Within the material below, find each line bearing the word "Illustrator" and present it.

##### TASK INPUTS

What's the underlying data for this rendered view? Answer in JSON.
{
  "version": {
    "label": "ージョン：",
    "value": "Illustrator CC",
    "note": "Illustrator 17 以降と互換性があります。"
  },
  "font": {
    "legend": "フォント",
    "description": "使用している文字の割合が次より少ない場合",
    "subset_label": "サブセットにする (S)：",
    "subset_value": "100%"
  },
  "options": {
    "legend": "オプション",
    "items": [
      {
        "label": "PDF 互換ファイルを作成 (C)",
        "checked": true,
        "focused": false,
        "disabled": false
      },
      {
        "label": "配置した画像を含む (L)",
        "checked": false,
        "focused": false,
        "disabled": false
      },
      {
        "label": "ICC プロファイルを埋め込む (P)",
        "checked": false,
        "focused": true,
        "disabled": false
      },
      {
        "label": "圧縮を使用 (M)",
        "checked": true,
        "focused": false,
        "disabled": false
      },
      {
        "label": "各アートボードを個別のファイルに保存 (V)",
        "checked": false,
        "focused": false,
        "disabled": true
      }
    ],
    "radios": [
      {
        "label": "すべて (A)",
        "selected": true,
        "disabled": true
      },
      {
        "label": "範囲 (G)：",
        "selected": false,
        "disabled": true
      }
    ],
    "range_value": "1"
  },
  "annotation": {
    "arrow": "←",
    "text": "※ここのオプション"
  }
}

##########

▶ **ANSWER TO THIS PROBLEM**:
    "value": "Illustrator CC",
    "note": "Illustrator 17 以降と互換性があります。"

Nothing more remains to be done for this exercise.